** Start of Supplied records **

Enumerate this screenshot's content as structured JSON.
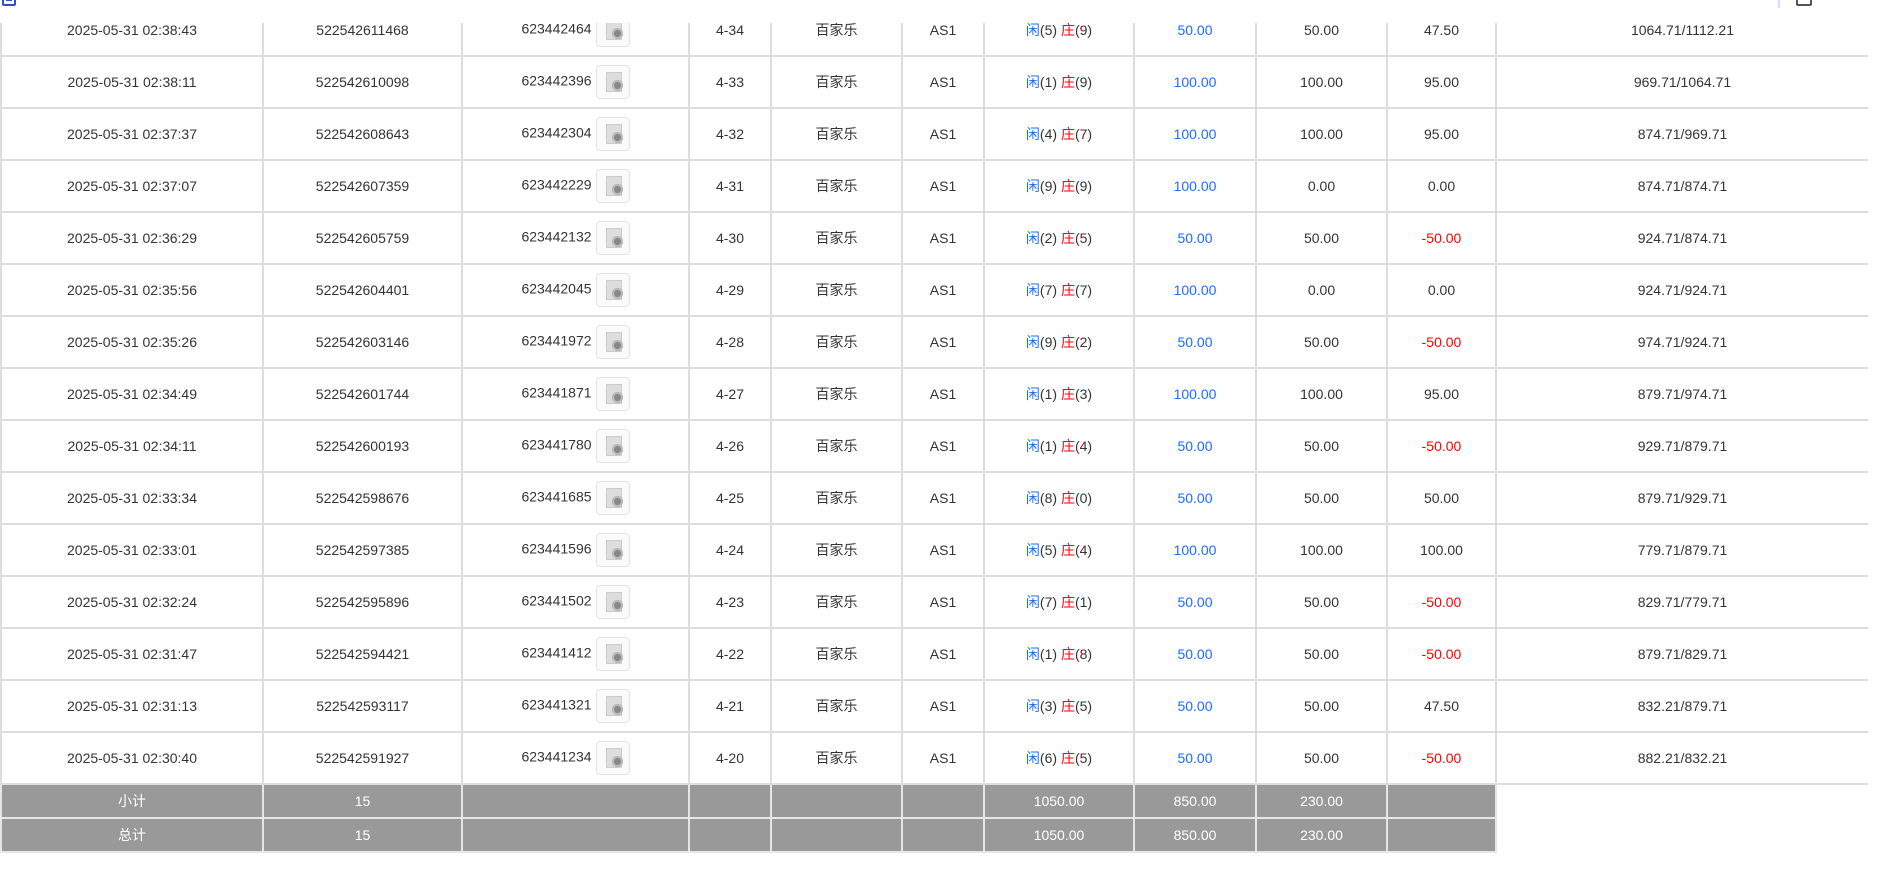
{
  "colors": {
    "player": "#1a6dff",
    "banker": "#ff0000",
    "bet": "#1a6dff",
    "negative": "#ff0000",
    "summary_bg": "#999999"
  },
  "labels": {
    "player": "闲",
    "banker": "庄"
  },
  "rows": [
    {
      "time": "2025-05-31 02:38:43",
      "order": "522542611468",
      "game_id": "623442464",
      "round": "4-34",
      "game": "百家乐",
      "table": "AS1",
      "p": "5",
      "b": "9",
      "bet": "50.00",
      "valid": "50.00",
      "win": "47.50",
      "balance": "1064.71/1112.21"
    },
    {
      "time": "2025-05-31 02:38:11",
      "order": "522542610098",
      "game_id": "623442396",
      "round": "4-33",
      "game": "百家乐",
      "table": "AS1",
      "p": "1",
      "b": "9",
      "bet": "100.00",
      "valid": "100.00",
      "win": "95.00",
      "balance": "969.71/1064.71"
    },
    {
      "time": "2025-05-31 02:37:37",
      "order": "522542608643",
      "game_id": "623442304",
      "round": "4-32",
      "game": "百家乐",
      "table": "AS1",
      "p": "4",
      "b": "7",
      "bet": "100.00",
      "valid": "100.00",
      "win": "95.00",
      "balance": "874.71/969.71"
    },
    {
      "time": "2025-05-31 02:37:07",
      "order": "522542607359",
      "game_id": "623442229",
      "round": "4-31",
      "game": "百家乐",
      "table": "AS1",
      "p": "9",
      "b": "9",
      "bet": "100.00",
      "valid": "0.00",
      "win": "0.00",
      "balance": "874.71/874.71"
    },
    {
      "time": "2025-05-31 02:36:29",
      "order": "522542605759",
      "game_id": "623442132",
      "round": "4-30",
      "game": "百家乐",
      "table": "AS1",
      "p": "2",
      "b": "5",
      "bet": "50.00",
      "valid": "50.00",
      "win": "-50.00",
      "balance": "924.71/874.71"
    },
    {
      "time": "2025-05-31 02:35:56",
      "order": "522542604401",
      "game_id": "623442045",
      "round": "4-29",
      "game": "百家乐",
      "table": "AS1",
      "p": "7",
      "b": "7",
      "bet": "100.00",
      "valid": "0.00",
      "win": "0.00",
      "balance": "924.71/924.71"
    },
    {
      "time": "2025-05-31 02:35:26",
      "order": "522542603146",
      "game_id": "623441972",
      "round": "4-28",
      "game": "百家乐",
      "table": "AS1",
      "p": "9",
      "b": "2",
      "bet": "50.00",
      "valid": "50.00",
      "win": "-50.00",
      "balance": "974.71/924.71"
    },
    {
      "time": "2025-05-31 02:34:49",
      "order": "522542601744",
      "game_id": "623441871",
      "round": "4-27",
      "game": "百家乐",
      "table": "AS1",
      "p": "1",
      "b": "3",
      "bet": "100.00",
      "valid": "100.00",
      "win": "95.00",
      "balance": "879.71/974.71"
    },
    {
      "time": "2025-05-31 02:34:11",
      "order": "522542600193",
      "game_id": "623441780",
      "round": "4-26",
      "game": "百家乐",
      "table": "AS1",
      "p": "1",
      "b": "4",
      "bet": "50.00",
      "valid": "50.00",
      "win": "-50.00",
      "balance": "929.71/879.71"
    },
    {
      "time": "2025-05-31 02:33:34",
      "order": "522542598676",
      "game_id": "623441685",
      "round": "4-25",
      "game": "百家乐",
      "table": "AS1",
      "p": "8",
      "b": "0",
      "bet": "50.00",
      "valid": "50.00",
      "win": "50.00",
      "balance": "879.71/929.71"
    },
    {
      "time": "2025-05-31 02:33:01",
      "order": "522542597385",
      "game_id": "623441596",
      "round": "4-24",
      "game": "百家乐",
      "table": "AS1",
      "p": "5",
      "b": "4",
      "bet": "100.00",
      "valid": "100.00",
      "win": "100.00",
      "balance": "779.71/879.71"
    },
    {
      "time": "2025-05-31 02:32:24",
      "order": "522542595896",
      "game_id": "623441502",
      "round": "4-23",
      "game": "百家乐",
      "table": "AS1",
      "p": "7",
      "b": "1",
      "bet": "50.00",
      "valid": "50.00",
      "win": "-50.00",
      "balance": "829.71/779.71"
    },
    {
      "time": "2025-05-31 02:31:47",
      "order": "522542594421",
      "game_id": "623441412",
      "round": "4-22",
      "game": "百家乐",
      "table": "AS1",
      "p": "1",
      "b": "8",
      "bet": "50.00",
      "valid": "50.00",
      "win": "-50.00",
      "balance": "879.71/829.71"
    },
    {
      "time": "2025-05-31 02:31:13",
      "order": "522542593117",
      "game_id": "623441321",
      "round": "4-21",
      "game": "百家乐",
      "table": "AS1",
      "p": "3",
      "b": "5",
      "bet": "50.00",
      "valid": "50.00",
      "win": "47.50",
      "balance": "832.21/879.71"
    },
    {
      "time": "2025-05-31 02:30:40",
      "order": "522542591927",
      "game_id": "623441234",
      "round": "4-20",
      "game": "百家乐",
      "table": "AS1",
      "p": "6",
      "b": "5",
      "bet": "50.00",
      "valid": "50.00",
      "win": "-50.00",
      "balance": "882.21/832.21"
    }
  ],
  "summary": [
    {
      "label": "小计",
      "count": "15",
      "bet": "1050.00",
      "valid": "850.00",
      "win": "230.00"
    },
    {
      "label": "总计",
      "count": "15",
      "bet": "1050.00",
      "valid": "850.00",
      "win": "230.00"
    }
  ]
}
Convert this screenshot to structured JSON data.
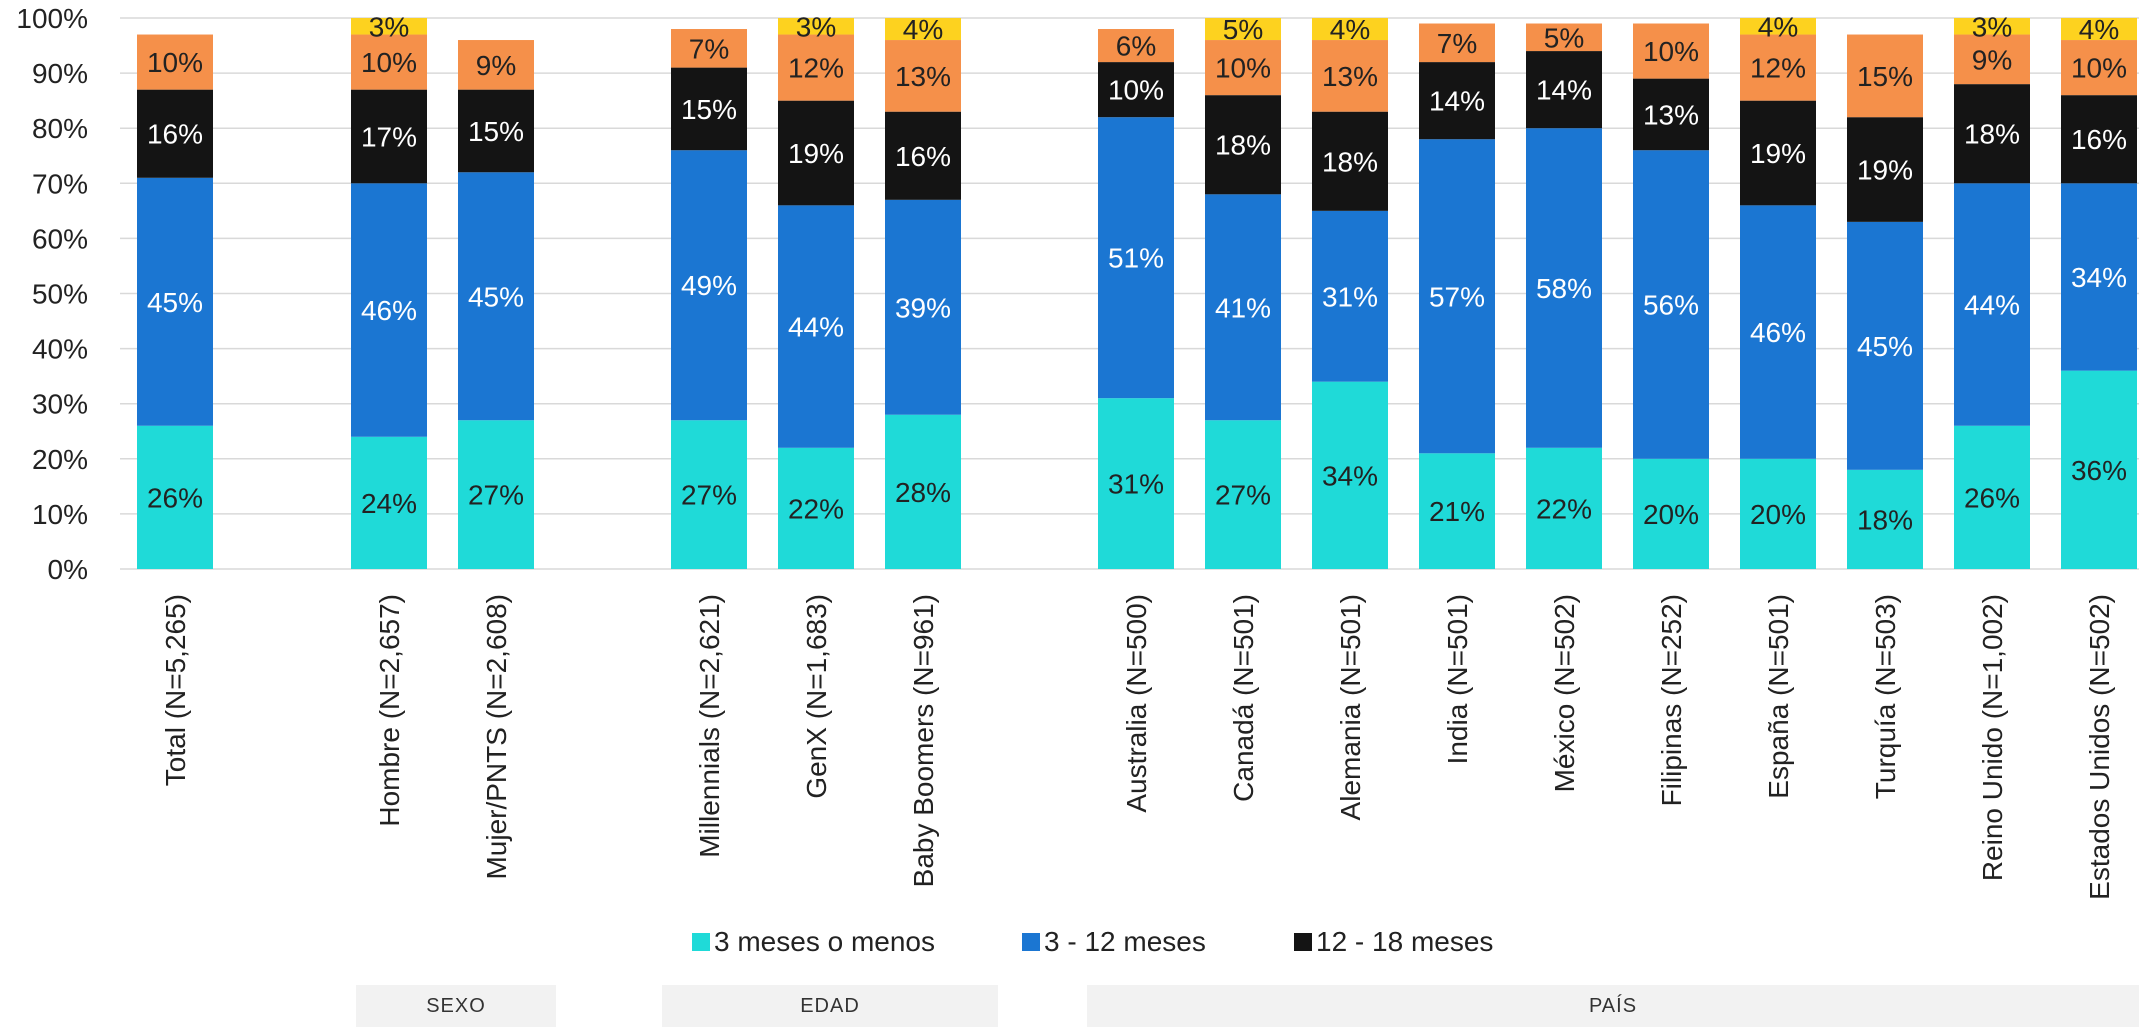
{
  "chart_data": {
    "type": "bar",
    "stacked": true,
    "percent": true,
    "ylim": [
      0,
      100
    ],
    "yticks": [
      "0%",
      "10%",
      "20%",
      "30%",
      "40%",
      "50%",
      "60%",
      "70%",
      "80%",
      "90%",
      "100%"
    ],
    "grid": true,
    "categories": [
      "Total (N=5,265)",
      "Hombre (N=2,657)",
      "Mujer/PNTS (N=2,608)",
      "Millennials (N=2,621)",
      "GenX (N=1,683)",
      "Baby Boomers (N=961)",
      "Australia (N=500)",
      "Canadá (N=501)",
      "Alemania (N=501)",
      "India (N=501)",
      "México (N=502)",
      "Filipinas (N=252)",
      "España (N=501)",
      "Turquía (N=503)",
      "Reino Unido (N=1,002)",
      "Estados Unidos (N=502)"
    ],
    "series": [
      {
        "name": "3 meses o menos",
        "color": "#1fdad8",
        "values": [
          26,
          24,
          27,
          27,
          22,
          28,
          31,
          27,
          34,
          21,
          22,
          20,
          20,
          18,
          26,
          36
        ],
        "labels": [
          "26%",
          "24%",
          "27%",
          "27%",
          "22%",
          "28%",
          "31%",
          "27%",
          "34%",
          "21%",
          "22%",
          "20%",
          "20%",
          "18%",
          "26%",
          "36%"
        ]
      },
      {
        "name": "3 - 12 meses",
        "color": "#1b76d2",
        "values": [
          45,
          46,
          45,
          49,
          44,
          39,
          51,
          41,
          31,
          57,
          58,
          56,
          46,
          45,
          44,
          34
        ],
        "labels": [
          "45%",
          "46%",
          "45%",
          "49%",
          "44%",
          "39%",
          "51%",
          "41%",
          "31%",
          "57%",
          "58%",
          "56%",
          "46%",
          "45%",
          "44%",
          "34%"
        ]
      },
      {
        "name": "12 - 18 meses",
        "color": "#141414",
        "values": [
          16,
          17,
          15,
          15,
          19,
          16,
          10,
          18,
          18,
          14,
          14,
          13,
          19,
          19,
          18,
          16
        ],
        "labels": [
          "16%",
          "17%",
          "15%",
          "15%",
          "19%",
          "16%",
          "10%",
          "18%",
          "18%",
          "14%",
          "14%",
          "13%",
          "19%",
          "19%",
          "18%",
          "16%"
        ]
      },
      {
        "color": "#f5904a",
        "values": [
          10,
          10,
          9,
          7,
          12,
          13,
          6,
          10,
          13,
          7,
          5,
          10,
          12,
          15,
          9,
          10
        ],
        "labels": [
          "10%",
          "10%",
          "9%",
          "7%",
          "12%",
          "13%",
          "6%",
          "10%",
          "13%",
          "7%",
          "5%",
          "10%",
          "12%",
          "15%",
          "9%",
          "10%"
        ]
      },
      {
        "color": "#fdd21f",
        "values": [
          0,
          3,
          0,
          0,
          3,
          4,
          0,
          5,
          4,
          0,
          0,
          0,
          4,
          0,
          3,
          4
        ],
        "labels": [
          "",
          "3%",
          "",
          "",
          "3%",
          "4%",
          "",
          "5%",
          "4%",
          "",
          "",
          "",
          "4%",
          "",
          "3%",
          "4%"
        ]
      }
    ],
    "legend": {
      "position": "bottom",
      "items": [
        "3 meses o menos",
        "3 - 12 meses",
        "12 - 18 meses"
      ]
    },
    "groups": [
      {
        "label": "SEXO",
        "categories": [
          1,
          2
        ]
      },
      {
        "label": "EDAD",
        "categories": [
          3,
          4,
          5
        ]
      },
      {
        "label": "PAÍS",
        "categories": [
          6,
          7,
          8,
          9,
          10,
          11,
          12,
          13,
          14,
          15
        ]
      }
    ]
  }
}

** End of Supplied records **

*What you need to do:* Which lines hold the word "JSON"? Copy every one of them.

*Completed exercise:*
Enumerate this screenshot's content as structured JSON.
Convert this screenshot to structured JSON data.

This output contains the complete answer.